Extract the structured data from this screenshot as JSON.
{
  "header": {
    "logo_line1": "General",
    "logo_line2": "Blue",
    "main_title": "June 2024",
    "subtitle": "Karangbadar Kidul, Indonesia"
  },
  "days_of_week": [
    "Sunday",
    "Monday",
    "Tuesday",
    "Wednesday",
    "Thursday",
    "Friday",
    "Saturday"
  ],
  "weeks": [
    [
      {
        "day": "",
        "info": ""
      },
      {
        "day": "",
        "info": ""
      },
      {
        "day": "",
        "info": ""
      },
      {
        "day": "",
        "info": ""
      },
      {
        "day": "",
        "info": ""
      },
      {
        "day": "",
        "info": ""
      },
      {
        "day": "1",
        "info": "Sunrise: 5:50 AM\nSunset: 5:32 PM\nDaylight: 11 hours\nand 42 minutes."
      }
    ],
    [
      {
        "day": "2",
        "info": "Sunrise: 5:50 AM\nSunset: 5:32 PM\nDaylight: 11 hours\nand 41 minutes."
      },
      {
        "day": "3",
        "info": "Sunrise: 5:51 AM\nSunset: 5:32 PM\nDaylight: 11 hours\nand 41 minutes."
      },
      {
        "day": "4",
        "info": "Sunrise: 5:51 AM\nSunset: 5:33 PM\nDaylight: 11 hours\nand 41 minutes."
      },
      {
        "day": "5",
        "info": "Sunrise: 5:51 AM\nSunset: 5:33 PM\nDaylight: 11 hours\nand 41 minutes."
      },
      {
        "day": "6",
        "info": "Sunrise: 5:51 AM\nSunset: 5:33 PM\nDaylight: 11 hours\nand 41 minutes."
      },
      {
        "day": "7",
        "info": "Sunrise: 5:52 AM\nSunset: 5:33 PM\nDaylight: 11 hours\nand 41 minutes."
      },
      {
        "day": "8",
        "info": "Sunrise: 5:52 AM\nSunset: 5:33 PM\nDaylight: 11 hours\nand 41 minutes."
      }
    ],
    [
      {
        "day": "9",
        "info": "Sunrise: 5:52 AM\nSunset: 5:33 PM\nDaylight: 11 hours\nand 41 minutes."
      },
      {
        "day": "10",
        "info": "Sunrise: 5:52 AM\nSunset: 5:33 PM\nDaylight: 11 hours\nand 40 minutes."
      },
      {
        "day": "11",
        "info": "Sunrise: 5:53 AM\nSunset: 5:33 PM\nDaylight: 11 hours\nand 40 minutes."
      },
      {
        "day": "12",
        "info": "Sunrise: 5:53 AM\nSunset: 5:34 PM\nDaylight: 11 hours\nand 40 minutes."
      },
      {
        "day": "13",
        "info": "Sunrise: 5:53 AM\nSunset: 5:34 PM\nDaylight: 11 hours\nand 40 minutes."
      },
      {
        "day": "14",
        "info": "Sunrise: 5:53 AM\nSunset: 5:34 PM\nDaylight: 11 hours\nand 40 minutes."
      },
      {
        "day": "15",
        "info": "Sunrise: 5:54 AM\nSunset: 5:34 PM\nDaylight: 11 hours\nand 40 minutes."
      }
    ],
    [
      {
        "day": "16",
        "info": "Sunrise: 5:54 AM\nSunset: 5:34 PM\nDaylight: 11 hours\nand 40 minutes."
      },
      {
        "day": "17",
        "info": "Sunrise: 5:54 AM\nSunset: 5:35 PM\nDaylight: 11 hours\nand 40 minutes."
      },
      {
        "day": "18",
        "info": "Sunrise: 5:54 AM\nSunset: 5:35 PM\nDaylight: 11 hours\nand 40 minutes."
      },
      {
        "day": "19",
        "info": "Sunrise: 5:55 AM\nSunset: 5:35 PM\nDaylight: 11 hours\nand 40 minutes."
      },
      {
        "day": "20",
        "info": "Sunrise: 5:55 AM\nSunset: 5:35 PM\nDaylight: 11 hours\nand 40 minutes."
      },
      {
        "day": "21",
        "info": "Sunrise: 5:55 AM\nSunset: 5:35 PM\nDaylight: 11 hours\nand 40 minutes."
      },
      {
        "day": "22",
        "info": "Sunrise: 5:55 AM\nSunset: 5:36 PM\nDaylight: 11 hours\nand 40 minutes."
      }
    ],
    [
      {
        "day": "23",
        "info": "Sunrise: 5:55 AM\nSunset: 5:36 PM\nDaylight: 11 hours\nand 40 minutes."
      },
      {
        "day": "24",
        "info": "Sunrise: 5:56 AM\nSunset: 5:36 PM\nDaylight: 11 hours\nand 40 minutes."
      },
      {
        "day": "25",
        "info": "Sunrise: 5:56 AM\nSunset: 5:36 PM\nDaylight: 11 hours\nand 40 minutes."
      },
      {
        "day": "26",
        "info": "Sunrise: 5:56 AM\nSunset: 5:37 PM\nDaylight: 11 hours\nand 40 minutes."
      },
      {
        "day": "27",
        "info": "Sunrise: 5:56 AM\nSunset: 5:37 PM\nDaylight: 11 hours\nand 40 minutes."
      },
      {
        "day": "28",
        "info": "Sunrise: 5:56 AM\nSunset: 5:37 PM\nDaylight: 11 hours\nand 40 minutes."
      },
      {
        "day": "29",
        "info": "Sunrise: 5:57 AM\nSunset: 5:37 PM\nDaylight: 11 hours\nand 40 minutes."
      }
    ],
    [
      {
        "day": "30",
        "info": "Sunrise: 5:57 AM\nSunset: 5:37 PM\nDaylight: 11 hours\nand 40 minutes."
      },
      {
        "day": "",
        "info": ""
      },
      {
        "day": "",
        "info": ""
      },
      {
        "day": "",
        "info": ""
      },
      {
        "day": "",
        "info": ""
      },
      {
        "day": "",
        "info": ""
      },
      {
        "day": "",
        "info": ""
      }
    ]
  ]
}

—————

GIVEN TASK: Exactly reproduce all of the entries above.

ANSWER TO THE EXERCISE:
Extract the structured data from this screenshot as JSON.
{
  "header": {
    "logo_line1": "General",
    "logo_line2": "Blue",
    "main_title": "June 2024",
    "subtitle": "Karangbadar Kidul, Indonesia"
  },
  "days_of_week": [
    "Sunday",
    "Monday",
    "Tuesday",
    "Wednesday",
    "Thursday",
    "Friday",
    "Saturday"
  ],
  "weeks": [
    [
      {
        "day": "",
        "info": ""
      },
      {
        "day": "",
        "info": ""
      },
      {
        "day": "",
        "info": ""
      },
      {
        "day": "",
        "info": ""
      },
      {
        "day": "",
        "info": ""
      },
      {
        "day": "",
        "info": ""
      },
      {
        "day": "1",
        "info": "Sunrise: 5:50 AM\nSunset: 5:32 PM\nDaylight: 11 hours\nand 42 minutes."
      }
    ],
    [
      {
        "day": "2",
        "info": "Sunrise: 5:50 AM\nSunset: 5:32 PM\nDaylight: 11 hours\nand 41 minutes."
      },
      {
        "day": "3",
        "info": "Sunrise: 5:51 AM\nSunset: 5:32 PM\nDaylight: 11 hours\nand 41 minutes."
      },
      {
        "day": "4",
        "info": "Sunrise: 5:51 AM\nSunset: 5:33 PM\nDaylight: 11 hours\nand 41 minutes."
      },
      {
        "day": "5",
        "info": "Sunrise: 5:51 AM\nSunset: 5:33 PM\nDaylight: 11 hours\nand 41 minutes."
      },
      {
        "day": "6",
        "info": "Sunrise: 5:51 AM\nSunset: 5:33 PM\nDaylight: 11 hours\nand 41 minutes."
      },
      {
        "day": "7",
        "info": "Sunrise: 5:52 AM\nSunset: 5:33 PM\nDaylight: 11 hours\nand 41 minutes."
      },
      {
        "day": "8",
        "info": "Sunrise: 5:52 AM\nSunset: 5:33 PM\nDaylight: 11 hours\nand 41 minutes."
      }
    ],
    [
      {
        "day": "9",
        "info": "Sunrise: 5:52 AM\nSunset: 5:33 PM\nDaylight: 11 hours\nand 41 minutes."
      },
      {
        "day": "10",
        "info": "Sunrise: 5:52 AM\nSunset: 5:33 PM\nDaylight: 11 hours\nand 40 minutes."
      },
      {
        "day": "11",
        "info": "Sunrise: 5:53 AM\nSunset: 5:33 PM\nDaylight: 11 hours\nand 40 minutes."
      },
      {
        "day": "12",
        "info": "Sunrise: 5:53 AM\nSunset: 5:34 PM\nDaylight: 11 hours\nand 40 minutes."
      },
      {
        "day": "13",
        "info": "Sunrise: 5:53 AM\nSunset: 5:34 PM\nDaylight: 11 hours\nand 40 minutes."
      },
      {
        "day": "14",
        "info": "Sunrise: 5:53 AM\nSunset: 5:34 PM\nDaylight: 11 hours\nand 40 minutes."
      },
      {
        "day": "15",
        "info": "Sunrise: 5:54 AM\nSunset: 5:34 PM\nDaylight: 11 hours\nand 40 minutes."
      }
    ],
    [
      {
        "day": "16",
        "info": "Sunrise: 5:54 AM\nSunset: 5:34 PM\nDaylight: 11 hours\nand 40 minutes."
      },
      {
        "day": "17",
        "info": "Sunrise: 5:54 AM\nSunset: 5:35 PM\nDaylight: 11 hours\nand 40 minutes."
      },
      {
        "day": "18",
        "info": "Sunrise: 5:54 AM\nSunset: 5:35 PM\nDaylight: 11 hours\nand 40 minutes."
      },
      {
        "day": "19",
        "info": "Sunrise: 5:55 AM\nSunset: 5:35 PM\nDaylight: 11 hours\nand 40 minutes."
      },
      {
        "day": "20",
        "info": "Sunrise: 5:55 AM\nSunset: 5:35 PM\nDaylight: 11 hours\nand 40 minutes."
      },
      {
        "day": "21",
        "info": "Sunrise: 5:55 AM\nSunset: 5:35 PM\nDaylight: 11 hours\nand 40 minutes."
      },
      {
        "day": "22",
        "info": "Sunrise: 5:55 AM\nSunset: 5:36 PM\nDaylight: 11 hours\nand 40 minutes."
      }
    ],
    [
      {
        "day": "23",
        "info": "Sunrise: 5:55 AM\nSunset: 5:36 PM\nDaylight: 11 hours\nand 40 minutes."
      },
      {
        "day": "24",
        "info": "Sunrise: 5:56 AM\nSunset: 5:36 PM\nDaylight: 11 hours\nand 40 minutes."
      },
      {
        "day": "25",
        "info": "Sunrise: 5:56 AM\nSunset: 5:36 PM\nDaylight: 11 hours\nand 40 minutes."
      },
      {
        "day": "26",
        "info": "Sunrise: 5:56 AM\nSunset: 5:37 PM\nDaylight: 11 hours\nand 40 minutes."
      },
      {
        "day": "27",
        "info": "Sunrise: 5:56 AM\nSunset: 5:37 PM\nDaylight: 11 hours\nand 40 minutes."
      },
      {
        "day": "28",
        "info": "Sunrise: 5:56 AM\nSunset: 5:37 PM\nDaylight: 11 hours\nand 40 minutes."
      },
      {
        "day": "29",
        "info": "Sunrise: 5:57 AM\nSunset: 5:37 PM\nDaylight: 11 hours\nand 40 minutes."
      }
    ],
    [
      {
        "day": "30",
        "info": "Sunrise: 5:57 AM\nSunset: 5:37 PM\nDaylight: 11 hours\nand 40 minutes."
      },
      {
        "day": "",
        "info": ""
      },
      {
        "day": "",
        "info": ""
      },
      {
        "day": "",
        "info": ""
      },
      {
        "day": "",
        "info": ""
      },
      {
        "day": "",
        "info": ""
      },
      {
        "day": "",
        "info": ""
      }
    ]
  ]
}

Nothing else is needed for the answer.